_Aim_. The entries that follow should be written out exactly.

++++ Extracted entries

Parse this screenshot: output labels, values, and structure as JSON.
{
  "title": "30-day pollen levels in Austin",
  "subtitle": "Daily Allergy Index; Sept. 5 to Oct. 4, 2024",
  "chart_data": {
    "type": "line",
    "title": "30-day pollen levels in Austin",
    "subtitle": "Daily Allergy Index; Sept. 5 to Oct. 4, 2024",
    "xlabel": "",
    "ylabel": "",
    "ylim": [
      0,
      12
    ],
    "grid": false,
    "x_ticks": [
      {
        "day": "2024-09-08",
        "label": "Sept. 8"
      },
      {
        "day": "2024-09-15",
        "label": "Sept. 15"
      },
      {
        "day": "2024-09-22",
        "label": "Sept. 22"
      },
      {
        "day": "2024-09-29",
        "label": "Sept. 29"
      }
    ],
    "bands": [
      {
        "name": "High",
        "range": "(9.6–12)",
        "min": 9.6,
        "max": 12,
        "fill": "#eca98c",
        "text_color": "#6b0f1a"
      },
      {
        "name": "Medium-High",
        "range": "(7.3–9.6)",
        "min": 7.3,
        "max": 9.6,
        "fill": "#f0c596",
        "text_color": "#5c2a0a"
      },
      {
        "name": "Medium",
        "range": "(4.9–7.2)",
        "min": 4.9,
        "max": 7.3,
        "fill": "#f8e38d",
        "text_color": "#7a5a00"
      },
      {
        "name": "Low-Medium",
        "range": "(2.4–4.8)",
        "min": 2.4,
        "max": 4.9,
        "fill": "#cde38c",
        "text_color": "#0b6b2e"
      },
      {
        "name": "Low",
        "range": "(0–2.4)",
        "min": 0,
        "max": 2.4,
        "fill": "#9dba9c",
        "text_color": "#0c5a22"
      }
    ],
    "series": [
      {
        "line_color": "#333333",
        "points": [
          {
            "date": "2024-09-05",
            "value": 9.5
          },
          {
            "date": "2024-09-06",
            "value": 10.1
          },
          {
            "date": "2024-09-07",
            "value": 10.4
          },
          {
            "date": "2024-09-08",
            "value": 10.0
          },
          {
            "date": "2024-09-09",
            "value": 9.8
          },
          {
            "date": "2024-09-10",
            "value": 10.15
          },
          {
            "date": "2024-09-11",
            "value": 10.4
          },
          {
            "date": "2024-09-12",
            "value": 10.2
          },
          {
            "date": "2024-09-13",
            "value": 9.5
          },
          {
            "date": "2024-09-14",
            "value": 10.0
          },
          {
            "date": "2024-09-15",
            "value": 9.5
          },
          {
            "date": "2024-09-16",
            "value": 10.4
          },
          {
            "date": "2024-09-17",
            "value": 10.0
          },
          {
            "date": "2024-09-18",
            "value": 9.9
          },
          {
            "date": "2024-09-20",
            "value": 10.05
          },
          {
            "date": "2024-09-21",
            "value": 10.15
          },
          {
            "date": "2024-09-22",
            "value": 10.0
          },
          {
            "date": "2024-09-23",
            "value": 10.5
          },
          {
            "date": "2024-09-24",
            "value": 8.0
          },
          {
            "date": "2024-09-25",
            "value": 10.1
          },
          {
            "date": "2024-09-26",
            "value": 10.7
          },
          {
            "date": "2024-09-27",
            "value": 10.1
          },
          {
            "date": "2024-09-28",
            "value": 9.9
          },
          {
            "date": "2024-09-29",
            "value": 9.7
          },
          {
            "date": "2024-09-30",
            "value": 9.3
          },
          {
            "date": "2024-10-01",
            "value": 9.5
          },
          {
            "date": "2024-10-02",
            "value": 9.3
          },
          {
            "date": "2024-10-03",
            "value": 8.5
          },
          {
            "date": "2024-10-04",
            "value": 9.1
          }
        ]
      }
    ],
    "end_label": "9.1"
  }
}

++++++++

_Complete output_.
Parse this screenshot: output labels, values, and structure as JSON.
{
  "title": "30-day pollen levels in Austin",
  "subtitle": "Daily Allergy Index; Sept. 5 to Oct. 4, 2024",
  "chart_data": {
    "type": "line",
    "title": "30-day pollen levels in Austin",
    "subtitle": "Daily Allergy Index; Sept. 5 to Oct. 4, 2024",
    "xlabel": "",
    "ylabel": "",
    "ylim": [
      0,
      12
    ],
    "grid": false,
    "x_ticks": [
      {
        "day": "2024-09-08",
        "label": "Sept. 8"
      },
      {
        "day": "2024-09-15",
        "label": "Sept. 15"
      },
      {
        "day": "2024-09-22",
        "label": "Sept. 22"
      },
      {
        "day": "2024-09-29",
        "label": "Sept. 29"
      }
    ],
    "bands": [
      {
        "name": "High",
        "range": "(9.6–12)",
        "min": 9.6,
        "max": 12,
        "fill": "#eca98c",
        "text_color": "#6b0f1a"
      },
      {
        "name": "Medium-High",
        "range": "(7.3–9.6)",
        "min": 7.3,
        "max": 9.6,
        "fill": "#f0c596",
        "text_color": "#5c2a0a"
      },
      {
        "name": "Medium",
        "range": "(4.9–7.2)",
        "min": 4.9,
        "max": 7.3,
        "fill": "#f8e38d",
        "text_color": "#7a5a00"
      },
      {
        "name": "Low-Medium",
        "range": "(2.4–4.8)",
        "min": 2.4,
        "max": 4.9,
        "fill": "#cde38c",
        "text_color": "#0b6b2e"
      },
      {
        "name": "Low",
        "range": "(0–2.4)",
        "min": 0,
        "max": 2.4,
        "fill": "#9dba9c",
        "text_color": "#0c5a22"
      }
    ],
    "series": [
      {
        "line_color": "#333333",
        "points": [
          {
            "date": "2024-09-05",
            "value": 9.5
          },
          {
            "date": "2024-09-06",
            "value": 10.1
          },
          {
            "date": "2024-09-07",
            "value": 10.4
          },
          {
            "date": "2024-09-08",
            "value": 10.0
          },
          {
            "date": "2024-09-09",
            "value": 9.8
          },
          {
            "date": "2024-09-10",
            "value": 10.15
          },
          {
            "date": "2024-09-11",
            "value": 10.4
          },
          {
            "date": "2024-09-12",
            "value": 10.2
          },
          {
            "date": "2024-09-13",
            "value": 9.5
          },
          {
            "date": "2024-09-14",
            "value": 10.0
          },
          {
            "date": "2024-09-15",
            "value": 9.5
          },
          {
            "date": "2024-09-16",
            "value": 10.4
          },
          {
            "date": "2024-09-17",
            "value": 10.0
          },
          {
            "date": "2024-09-18",
            "value": 9.9
          },
          {
            "date": "2024-09-20",
            "value": 10.05
          },
          {
            "date": "2024-09-21",
            "value": 10.15
          },
          {
            "date": "2024-09-22",
            "value": 10.0
          },
          {
            "date": "2024-09-23",
            "value": 10.5
          },
          {
            "date": "2024-09-24",
            "value": 8.0
          },
          {
            "date": "2024-09-25",
            "value": 10.1
          },
          {
            "date": "2024-09-26",
            "value": 10.7
          },
          {
            "date": "2024-09-27",
            "value": 10.1
          },
          {
            "date": "2024-09-28",
            "value": 9.9
          },
          {
            "date": "2024-09-29",
            "value": 9.7
          },
          {
            "date": "2024-09-30",
            "value": 9.3
          },
          {
            "date": "2024-10-01",
            "value": 9.5
          },
          {
            "date": "2024-10-02",
            "value": 9.3
          },
          {
            "date": "2024-10-03",
            "value": 8.5
          },
          {
            "date": "2024-10-04",
            "value": 9.1
          }
        ]
      }
    ],
    "end_label": "9.1"
  }
}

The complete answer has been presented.